- Do this: Report every line from the material that contains the word "marker".

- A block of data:
____
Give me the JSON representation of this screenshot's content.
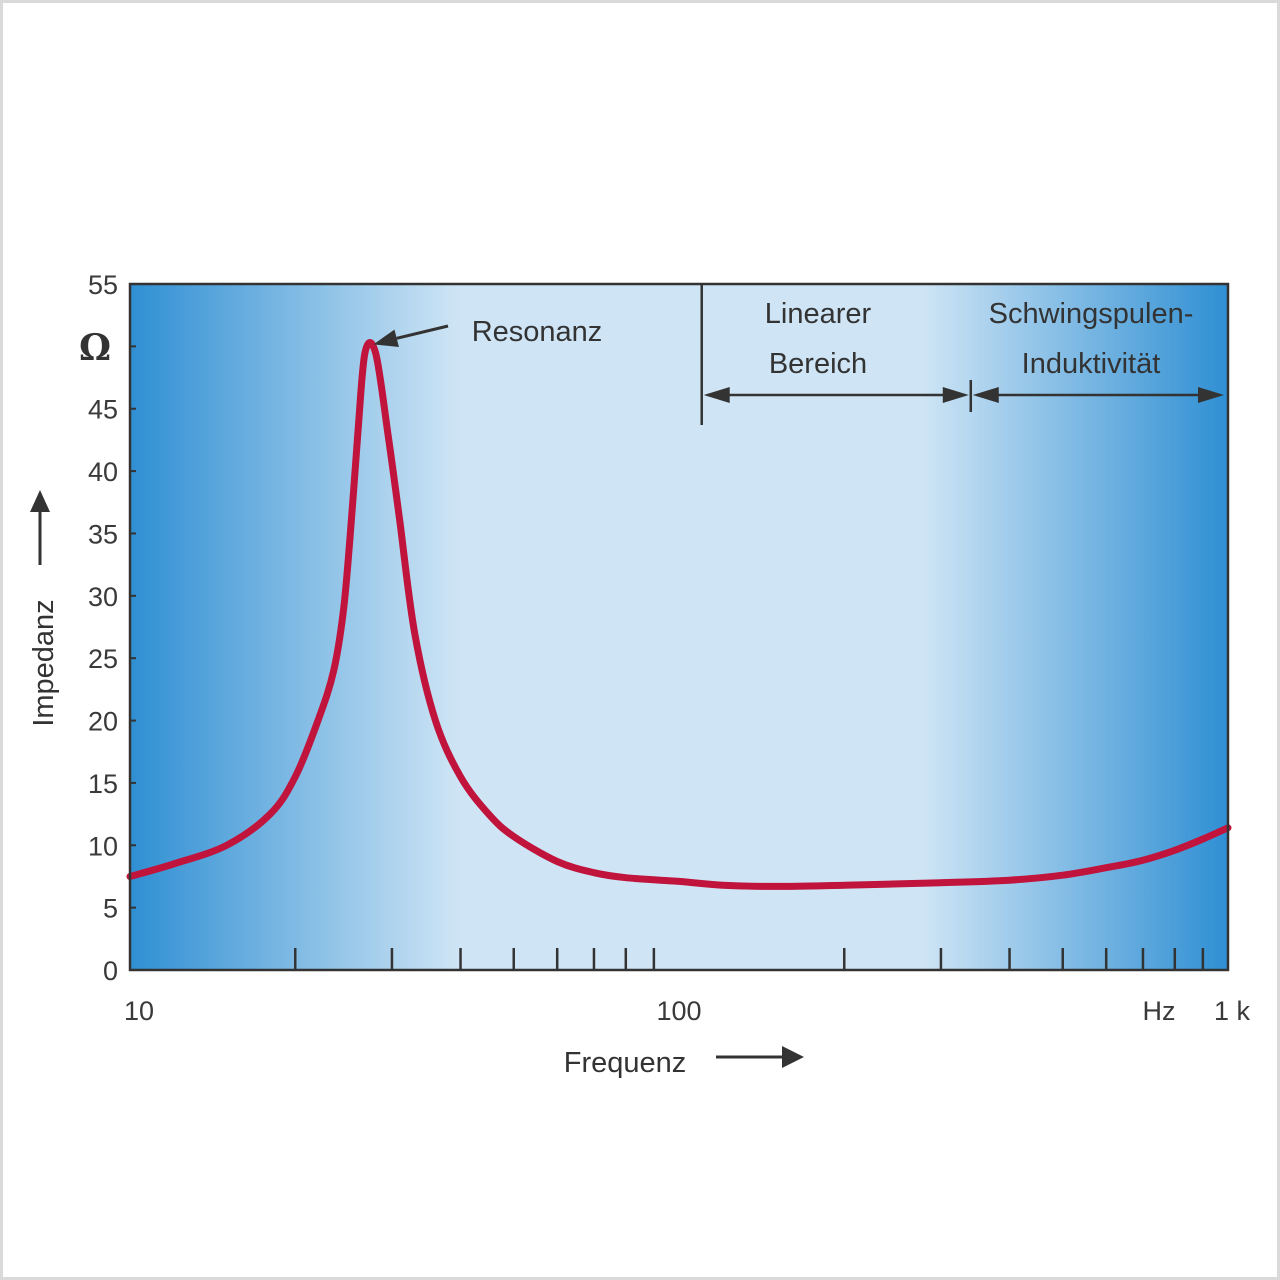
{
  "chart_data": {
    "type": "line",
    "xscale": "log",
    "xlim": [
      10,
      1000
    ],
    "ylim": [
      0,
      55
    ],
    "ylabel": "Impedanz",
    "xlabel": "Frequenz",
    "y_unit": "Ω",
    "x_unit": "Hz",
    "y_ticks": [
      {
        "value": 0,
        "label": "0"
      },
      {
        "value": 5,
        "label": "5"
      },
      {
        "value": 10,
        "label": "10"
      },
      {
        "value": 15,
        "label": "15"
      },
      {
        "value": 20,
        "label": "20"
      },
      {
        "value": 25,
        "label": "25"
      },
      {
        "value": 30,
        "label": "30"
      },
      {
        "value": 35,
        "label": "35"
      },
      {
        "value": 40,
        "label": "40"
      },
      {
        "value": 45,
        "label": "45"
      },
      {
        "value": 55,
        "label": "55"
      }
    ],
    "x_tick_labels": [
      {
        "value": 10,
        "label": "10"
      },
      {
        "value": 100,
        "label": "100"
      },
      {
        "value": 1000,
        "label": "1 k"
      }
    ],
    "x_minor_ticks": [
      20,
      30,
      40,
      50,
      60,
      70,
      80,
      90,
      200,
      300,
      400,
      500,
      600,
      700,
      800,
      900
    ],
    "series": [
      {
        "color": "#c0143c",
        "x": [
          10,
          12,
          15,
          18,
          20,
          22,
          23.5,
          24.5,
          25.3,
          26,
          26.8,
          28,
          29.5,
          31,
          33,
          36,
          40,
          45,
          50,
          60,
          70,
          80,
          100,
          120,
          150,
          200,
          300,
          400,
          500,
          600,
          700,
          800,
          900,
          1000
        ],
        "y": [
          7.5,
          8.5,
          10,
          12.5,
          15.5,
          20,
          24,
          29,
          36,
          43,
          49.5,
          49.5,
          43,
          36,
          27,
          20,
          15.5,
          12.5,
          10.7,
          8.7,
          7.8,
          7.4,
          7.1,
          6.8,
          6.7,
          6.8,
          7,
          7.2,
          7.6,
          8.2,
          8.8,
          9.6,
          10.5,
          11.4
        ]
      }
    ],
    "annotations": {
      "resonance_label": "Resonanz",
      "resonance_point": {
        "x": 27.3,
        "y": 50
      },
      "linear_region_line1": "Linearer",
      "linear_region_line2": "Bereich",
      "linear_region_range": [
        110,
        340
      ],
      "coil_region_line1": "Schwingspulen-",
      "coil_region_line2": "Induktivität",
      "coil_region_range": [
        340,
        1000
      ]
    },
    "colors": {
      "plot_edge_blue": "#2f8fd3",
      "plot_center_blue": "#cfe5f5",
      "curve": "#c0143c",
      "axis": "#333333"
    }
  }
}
____
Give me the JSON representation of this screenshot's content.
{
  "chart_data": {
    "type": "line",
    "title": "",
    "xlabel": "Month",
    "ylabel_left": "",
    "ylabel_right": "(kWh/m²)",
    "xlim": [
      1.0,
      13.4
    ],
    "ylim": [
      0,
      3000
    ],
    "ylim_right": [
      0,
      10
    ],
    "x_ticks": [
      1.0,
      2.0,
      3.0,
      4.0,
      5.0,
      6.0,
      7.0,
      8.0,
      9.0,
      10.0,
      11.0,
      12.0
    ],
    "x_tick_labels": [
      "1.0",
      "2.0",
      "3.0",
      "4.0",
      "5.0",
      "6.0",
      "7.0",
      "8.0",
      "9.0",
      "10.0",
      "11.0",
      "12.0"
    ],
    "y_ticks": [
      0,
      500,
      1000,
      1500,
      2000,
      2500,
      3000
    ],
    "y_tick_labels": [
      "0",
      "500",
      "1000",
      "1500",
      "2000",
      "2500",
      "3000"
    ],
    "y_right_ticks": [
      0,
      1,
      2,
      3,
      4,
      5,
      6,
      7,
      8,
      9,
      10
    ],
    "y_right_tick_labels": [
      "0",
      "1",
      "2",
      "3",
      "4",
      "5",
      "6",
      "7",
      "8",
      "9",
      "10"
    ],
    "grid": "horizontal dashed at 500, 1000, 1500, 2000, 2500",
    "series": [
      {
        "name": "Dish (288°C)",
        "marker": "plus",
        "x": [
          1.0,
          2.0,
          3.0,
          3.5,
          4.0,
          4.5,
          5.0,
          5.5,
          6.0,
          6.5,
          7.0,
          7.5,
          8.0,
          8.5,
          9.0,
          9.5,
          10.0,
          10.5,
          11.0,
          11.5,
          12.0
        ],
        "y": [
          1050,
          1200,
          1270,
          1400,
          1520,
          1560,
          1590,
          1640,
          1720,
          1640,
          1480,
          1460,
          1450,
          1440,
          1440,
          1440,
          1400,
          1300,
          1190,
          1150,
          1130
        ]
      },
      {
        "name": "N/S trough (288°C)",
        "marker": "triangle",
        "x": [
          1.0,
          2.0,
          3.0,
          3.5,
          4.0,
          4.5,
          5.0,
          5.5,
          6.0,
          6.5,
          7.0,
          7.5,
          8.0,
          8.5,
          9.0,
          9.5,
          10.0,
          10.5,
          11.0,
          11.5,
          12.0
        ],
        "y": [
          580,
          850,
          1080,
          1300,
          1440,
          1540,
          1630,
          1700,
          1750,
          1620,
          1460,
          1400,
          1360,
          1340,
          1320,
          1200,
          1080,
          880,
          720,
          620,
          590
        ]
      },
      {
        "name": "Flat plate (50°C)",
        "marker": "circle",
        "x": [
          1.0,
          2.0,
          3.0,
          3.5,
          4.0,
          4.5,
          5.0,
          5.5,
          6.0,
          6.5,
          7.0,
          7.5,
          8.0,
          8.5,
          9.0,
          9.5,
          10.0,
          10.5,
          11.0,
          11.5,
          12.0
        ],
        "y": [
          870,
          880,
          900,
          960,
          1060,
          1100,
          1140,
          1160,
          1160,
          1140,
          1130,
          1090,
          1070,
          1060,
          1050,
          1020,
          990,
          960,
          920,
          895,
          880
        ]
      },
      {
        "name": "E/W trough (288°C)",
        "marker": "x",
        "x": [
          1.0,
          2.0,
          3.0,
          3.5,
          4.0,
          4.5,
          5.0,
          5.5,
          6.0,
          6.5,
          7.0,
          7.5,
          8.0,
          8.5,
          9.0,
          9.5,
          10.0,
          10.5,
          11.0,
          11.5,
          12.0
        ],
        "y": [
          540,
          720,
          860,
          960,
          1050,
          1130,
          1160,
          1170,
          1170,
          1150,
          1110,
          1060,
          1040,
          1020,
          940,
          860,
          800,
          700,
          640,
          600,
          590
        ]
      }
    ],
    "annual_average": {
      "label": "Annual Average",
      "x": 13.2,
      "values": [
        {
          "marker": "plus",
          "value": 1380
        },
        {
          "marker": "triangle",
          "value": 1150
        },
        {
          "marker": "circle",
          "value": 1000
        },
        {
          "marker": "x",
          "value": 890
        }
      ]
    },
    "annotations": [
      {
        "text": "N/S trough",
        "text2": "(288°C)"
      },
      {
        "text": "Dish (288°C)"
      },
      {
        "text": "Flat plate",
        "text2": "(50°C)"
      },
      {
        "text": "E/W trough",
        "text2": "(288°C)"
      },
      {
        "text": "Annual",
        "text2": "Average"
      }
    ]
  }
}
____
- Full response:
        "marker": "plus",
        "marker": "triangle",
        "marker": "circle",
        "marker": "x",
          "marker": "plus",
          "marker": "triangle",
          "marker": "circle",
          "marker": "x",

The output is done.